▶ **SOURCE RECORDS**:

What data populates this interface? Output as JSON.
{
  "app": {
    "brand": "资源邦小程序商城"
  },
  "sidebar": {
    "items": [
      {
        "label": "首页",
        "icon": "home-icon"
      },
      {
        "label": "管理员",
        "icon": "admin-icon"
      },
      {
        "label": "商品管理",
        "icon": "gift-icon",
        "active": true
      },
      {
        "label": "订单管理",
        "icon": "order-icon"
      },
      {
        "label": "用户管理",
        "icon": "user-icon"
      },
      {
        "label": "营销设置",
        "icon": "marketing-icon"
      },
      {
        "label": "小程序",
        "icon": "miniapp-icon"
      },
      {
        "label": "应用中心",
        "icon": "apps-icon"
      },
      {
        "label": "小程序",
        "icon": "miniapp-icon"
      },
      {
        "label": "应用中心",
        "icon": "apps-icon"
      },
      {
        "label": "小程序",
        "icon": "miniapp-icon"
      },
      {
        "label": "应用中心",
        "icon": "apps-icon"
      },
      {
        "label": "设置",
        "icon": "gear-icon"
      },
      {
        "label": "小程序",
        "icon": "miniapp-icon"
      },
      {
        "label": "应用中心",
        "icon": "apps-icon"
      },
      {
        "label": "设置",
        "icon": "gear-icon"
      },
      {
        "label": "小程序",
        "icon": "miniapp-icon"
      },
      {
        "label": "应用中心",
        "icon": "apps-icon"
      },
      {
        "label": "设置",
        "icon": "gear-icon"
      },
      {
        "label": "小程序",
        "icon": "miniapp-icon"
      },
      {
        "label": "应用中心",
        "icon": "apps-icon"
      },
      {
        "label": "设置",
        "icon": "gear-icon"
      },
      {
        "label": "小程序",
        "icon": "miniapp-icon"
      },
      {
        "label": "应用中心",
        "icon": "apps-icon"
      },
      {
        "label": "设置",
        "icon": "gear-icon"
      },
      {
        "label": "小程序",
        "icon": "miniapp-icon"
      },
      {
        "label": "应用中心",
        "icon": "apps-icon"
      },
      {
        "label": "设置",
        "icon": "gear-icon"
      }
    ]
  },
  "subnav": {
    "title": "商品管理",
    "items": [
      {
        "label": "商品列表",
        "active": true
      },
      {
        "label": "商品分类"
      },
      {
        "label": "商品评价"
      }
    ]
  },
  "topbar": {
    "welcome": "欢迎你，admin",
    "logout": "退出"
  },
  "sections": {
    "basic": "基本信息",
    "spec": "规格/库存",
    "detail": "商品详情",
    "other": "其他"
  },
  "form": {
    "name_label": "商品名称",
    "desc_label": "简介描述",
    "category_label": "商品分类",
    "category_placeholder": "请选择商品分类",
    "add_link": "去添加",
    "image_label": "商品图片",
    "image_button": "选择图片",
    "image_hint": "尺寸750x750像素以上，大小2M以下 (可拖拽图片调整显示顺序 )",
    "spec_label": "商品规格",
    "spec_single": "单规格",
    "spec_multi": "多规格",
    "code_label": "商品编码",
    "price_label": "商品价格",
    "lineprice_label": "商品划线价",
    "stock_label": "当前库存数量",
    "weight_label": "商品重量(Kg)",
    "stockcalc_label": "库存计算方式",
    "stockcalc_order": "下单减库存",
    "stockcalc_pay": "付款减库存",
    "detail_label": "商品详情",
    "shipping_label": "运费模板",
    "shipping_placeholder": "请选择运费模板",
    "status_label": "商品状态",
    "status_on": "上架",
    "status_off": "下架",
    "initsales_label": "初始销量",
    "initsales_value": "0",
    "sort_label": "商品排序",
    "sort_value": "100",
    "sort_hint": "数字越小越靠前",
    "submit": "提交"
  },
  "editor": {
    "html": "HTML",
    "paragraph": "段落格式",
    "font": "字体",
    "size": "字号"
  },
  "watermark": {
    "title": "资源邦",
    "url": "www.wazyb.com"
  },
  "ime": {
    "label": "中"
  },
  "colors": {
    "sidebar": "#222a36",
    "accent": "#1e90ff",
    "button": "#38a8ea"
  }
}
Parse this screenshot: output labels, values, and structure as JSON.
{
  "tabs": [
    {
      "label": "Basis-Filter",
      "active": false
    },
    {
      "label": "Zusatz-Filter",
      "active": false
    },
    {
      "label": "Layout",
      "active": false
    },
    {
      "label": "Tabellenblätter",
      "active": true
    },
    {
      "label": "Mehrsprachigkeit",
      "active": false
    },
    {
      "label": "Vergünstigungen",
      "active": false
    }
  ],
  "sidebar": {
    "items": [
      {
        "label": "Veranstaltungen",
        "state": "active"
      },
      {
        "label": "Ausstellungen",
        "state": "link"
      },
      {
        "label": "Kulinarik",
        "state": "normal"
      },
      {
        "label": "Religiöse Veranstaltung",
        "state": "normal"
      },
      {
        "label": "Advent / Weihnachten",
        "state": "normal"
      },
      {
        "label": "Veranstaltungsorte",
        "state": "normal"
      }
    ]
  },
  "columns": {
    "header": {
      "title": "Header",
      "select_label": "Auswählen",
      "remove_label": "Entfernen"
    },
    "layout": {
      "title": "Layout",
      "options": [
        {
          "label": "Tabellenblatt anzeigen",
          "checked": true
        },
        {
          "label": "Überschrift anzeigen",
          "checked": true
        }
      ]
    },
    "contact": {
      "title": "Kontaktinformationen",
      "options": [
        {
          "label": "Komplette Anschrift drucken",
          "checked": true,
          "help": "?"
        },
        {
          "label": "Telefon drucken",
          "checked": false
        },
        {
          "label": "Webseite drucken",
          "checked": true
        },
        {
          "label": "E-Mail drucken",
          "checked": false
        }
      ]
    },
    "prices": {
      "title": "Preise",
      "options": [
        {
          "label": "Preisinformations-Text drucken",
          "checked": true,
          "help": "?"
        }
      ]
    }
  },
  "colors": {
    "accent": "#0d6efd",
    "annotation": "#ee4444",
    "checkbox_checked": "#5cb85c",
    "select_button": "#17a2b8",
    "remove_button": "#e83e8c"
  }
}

▶ **YOUR INSTRUCTIONS**: Give all the entries again exactly; leave none out.

▶ **TASK ANSWER**:
What data populates this interface? Output as JSON.
{
  "app": {
    "brand": "资源邦小程序商城"
  },
  "sidebar": {
    "items": [
      {
        "label": "首页",
        "icon": "home-icon"
      },
      {
        "label": "管理员",
        "icon": "admin-icon"
      },
      {
        "label": "商品管理",
        "icon": "gift-icon",
        "active": true
      },
      {
        "label": "订单管理",
        "icon": "order-icon"
      },
      {
        "label": "用户管理",
        "icon": "user-icon"
      },
      {
        "label": "营销设置",
        "icon": "marketing-icon"
      },
      {
        "label": "小程序",
        "icon": "miniapp-icon"
      },
      {
        "label": "应用中心",
        "icon": "apps-icon"
      },
      {
        "label": "小程序",
        "icon": "miniapp-icon"
      },
      {
        "label": "应用中心",
        "icon": "apps-icon"
      },
      {
        "label": "小程序",
        "icon": "miniapp-icon"
      },
      {
        "label": "应用中心",
        "icon": "apps-icon"
      },
      {
        "label": "设置",
        "icon": "gear-icon"
      },
      {
        "label": "小程序",
        "icon": "miniapp-icon"
      },
      {
        "label": "应用中心",
        "icon": "apps-icon"
      },
      {
        "label": "设置",
        "icon": "gear-icon"
      },
      {
        "label": "小程序",
        "icon": "miniapp-icon"
      },
      {
        "label": "应用中心",
        "icon": "apps-icon"
      },
      {
        "label": "设置",
        "icon": "gear-icon"
      },
      {
        "label": "小程序",
        "icon": "miniapp-icon"
      },
      {
        "label": "应用中心",
        "icon": "apps-icon"
      },
      {
        "label": "设置",
        "icon": "gear-icon"
      },
      {
        "label": "小程序",
        "icon": "miniapp-icon"
      },
      {
        "label": "应用中心",
        "icon": "apps-icon"
      },
      {
        "label": "设置",
        "icon": "gear-icon"
      },
      {
        "label": "小程序",
        "icon": "miniapp-icon"
      },
      {
        "label": "应用中心",
        "icon": "apps-icon"
      },
      {
        "label": "设置",
        "icon": "gear-icon"
      }
    ]
  },
  "subnav": {
    "title": "商品管理",
    "items": [
      {
        "label": "商品列表",
        "active": true
      },
      {
        "label": "商品分类"
      },
      {
        "label": "商品评价"
      }
    ]
  },
  "topbar": {
    "welcome": "欢迎你，admin",
    "logout": "退出"
  },
  "sections": {
    "basic": "基本信息",
    "spec": "规格/库存",
    "detail": "商品详情",
    "other": "其他"
  },
  "form": {
    "name_label": "商品名称",
    "desc_label": "简介描述",
    "category_label": "商品分类",
    "category_placeholder": "请选择商品分类",
    "add_link": "去添加",
    "image_label": "商品图片",
    "image_button": "选择图片",
    "image_hint": "尺寸750x750像素以上，大小2M以下 (可拖拽图片调整显示顺序 )",
    "spec_label": "商品规格",
    "spec_single": "单规格",
    "spec_multi": "多规格",
    "code_label": "商品编码",
    "price_label": "商品价格",
    "lineprice_label": "商品划线价",
    "stock_label": "当前库存数量",
    "weight_label": "商品重量(Kg)",
    "stockcalc_label": "库存计算方式",
    "stockcalc_order": "下单减库存",
    "stockcalc_pay": "付款减库存",
    "detail_label": "商品详情",
    "shipping_label": "运费模板",
    "shipping_placeholder": "请选择运费模板",
    "status_label": "商品状态",
    "status_on": "上架",
    "status_off": "下架",
    "initsales_label": "初始销量",
    "initsales_value": "0",
    "sort_label": "商品排序",
    "sort_value": "100",
    "sort_hint": "数字越小越靠前",
    "submit": "提交"
  },
  "editor": {
    "html": "HTML",
    "paragraph": "段落格式",
    "font": "字体",
    "size": "字号"
  },
  "watermark": {
    "title": "资源邦",
    "url": "www.wazyb.com"
  },
  "ime": {
    "label": "中"
  },
  "colors": {
    "sidebar": "#222a36",
    "accent": "#1e90ff",
    "button": "#38a8ea"
  }
}
Parse this screenshot: output labels, values, and structure as JSON.
{
  "tabs": [
    {
      "label": "Basis-Filter",
      "active": false
    },
    {
      "label": "Zusatz-Filter",
      "active": false
    },
    {
      "label": "Layout",
      "active": false
    },
    {
      "label": "Tabellenblätter",
      "active": true
    },
    {
      "label": "Mehrsprachigkeit",
      "active": false
    },
    {
      "label": "Vergünstigungen",
      "active": false
    }
  ],
  "sidebar": {
    "items": [
      {
        "label": "Veranstaltungen",
        "state": "active"
      },
      {
        "label": "Ausstellungen",
        "state": "link"
      },
      {
        "label": "Kulinarik",
        "state": "normal"
      },
      {
        "label": "Religiöse Veranstaltung",
        "state": "normal"
      },
      {
        "label": "Advent / Weihnachten",
        "state": "normal"
      },
      {
        "label": "Veranstaltungsorte",
        "state": "normal"
      }
    ]
  },
  "columns": {
    "header": {
      "title": "Header",
      "select_label": "Auswählen",
      "remove_label": "Entfernen"
    },
    "layout": {
      "title": "Layout",
      "options": [
        {
          "label": "Tabellenblatt anzeigen",
          "checked": true
        },
        {
          "label": "Überschrift anzeigen",
          "checked": true
        }
      ]
    },
    "contact": {
      "title": "Kontaktinformationen",
      "options": [
        {
          "label": "Komplette Anschrift drucken",
          "checked": true,
          "help": "?"
        },
        {
          "label": "Telefon drucken",
          "checked": false
        },
        {
          "label": "Webseite drucken",
          "checked": true
        },
        {
          "label": "E-Mail drucken",
          "checked": false
        }
      ]
    },
    "prices": {
      "title": "Preise",
      "options": [
        {
          "label": "Preisinformations-Text drucken",
          "checked": true,
          "help": "?"
        }
      ]
    }
  },
  "colors": {
    "accent": "#0d6efd",
    "annotation": "#ee4444",
    "checkbox_checked": "#5cb85c",
    "select_button": "#17a2b8",
    "remove_button": "#e83e8c"
  }
}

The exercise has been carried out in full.